Written exercise:
Return the material below in full and exactly.

(Records excerpted from a collection)

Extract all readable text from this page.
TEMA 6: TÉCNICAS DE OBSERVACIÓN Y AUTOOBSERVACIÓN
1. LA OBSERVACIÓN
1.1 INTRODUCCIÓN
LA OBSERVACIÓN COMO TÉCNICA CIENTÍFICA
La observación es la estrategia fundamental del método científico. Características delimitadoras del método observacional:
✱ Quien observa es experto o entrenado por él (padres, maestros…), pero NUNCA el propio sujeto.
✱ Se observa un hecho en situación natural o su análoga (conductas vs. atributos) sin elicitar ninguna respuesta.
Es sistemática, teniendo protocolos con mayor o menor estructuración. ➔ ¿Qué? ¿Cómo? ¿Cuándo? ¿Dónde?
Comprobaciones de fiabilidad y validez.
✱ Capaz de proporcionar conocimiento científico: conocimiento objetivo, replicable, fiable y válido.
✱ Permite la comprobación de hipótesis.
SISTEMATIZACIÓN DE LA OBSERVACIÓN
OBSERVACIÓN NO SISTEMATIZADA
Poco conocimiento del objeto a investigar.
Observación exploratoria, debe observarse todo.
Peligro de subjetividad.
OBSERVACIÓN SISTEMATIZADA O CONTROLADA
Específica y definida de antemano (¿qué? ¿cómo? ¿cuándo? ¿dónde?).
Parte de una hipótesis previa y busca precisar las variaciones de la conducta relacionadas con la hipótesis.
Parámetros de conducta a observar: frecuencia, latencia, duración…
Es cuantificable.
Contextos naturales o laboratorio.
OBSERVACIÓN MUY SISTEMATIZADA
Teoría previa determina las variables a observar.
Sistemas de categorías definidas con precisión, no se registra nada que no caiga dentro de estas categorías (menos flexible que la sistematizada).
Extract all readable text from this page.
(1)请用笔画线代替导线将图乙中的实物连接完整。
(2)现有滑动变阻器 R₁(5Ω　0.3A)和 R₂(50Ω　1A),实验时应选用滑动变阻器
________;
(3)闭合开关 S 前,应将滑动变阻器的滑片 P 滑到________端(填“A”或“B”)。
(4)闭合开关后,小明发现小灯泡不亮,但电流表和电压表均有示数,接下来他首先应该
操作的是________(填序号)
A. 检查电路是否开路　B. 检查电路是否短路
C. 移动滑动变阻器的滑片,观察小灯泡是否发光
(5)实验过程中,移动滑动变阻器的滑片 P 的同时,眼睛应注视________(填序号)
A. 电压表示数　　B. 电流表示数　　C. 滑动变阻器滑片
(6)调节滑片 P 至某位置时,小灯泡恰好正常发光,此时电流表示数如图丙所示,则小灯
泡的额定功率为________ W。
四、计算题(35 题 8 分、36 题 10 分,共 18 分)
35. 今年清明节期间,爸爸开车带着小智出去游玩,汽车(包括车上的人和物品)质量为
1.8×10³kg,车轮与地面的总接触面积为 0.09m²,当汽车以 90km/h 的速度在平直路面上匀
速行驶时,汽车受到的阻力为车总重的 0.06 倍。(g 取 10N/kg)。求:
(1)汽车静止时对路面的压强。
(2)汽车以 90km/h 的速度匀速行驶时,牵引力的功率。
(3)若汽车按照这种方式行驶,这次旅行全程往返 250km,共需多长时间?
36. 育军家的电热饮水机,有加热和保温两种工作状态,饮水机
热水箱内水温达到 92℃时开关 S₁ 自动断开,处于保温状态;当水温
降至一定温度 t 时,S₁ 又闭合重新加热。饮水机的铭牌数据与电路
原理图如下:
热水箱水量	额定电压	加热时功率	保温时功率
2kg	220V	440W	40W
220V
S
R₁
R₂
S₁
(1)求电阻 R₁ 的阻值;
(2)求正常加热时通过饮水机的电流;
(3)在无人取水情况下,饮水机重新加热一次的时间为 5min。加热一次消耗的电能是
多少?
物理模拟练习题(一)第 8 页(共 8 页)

Expected answer:
Extract all readable text from this page.
TEMA 6: TÉCNICAS DE OBSERVACIÓN Y AUTOOBSERVACIÓN
1. LA OBSERVACIÓN
1.1 INTRODUCCIÓN
LA OBSERVACIÓN COMO TÉCNICA CIENTÍFICA
La observación es la estrategia fundamental del método científico. Características delimitadoras del método observacional:
✱ Quien observa es experto o entrenado por él (padres, maestros…), pero NUNCA el propio sujeto.
✱ Se observa un hecho en situación natural o su análoga (conductas vs. atributos) sin elicitar ninguna respuesta.
Es sistemática, teniendo protocolos con mayor o menor estructuración. ➔ ¿Qué? ¿Cómo? ¿Cuándo? ¿Dónde?
Comprobaciones de fiabilidad y validez.
✱ Capaz de proporcionar conocimiento científico: conocimiento objetivo, replicable, fiable y válido.
✱ Permite la comprobación de hipótesis.
SISTEMATIZACIÓN DE LA OBSERVACIÓN
OBSERVACIÓN NO SISTEMATIZADA
Poco conocimiento del objeto a investigar.
Observación exploratoria, debe observarse todo.
Peligro de subjetividad.
OBSERVACIÓN SISTEMATIZADA O CONTROLADA
Específica y definida de antemano (¿qué? ¿cómo? ¿cuándo? ¿dónde?).
Parte de una hipótesis previa y busca precisar las variaciones de la conducta relacionadas con la hipótesis.
Parámetros de conducta a observar: frecuencia, latencia, duración…
Es cuantificable.
Contextos naturales o laboratorio.
OBSERVACIÓN MUY SISTEMATIZADA
Teoría previa determina las variables a observar.
Sistemas de categorías definidas con precisión, no se registra nada que no caiga dentro de estas categorías (menos flexible que la sistematizada).
Extract all readable text from this page.
(1)请用笔画线代替导线将图乙中的实物连接完整。
(2)现有滑动变阻器 R₁(5Ω　0.3A)和 R₂(50Ω　1A),实验时应选用滑动变阻器
________;
(3)闭合开关 S 前,应将滑动变阻器的滑片 P 滑到________端(填“A”或“B”)。
(4)闭合开关后,小明发现小灯泡不亮,但电流表和电压表均有示数,接下来他首先应该
操作的是________(填序号)
A. 检查电路是否开路　B. 检查电路是否短路
C. 移动滑动变阻器的滑片,观察小灯泡是否发光
(5)实验过程中,移动滑动变阻器的滑片 P 的同时,眼睛应注视________(填序号)
A. 电压表示数　　B. 电流表示数　　C. 滑动变阻器滑片
(6)调节滑片 P 至某位置时,小灯泡恰好正常发光,此时电流表示数如图丙所示,则小灯
泡的额定功率为________ W。
四、计算题(35 题 8 分、36 题 10 分,共 18 分)
35. 今年清明节期间,爸爸开车带着小智出去游玩,汽车(包括车上的人和物品)质量为
1.8×10³kg,车轮与地面的总接触面积为 0.09m²,当汽车以 90km/h 的速度在平直路面上匀
速行驶时,汽车受到的阻力为车总重的 0.06 倍。(g 取 10N/kg)。求:
(1)汽车静止时对路面的压强。
(2)汽车以 90km/h 的速度匀速行驶时,牵引力的功率。
(3)若汽车按照这种方式行驶,这次旅行全程往返 250km,共需多长时间?
36. 育军家的电热饮水机,有加热和保温两种工作状态,饮水机
热水箱内水温达到 92℃时开关 S₁ 自动断开,处于保温状态;当水温
降至一定温度 t 时,S₁ 又闭合重新加热。饮水机的铭牌数据与电路
原理图如下:
热水箱水量	额定电压	加热时功率	保温时功率
2kg	220V	440W	40W
220V
S
R₁
R₂
S₁
(1)求电阻 R₁ 的阻值;
(2)求正常加热时通过饮水机的电流;
(3)在无人取水情况下,饮水机重新加热一次的时间为 5min。加热一次消耗的电能是
多少?
物理模拟练习题(一)第 8 页(共 8 页)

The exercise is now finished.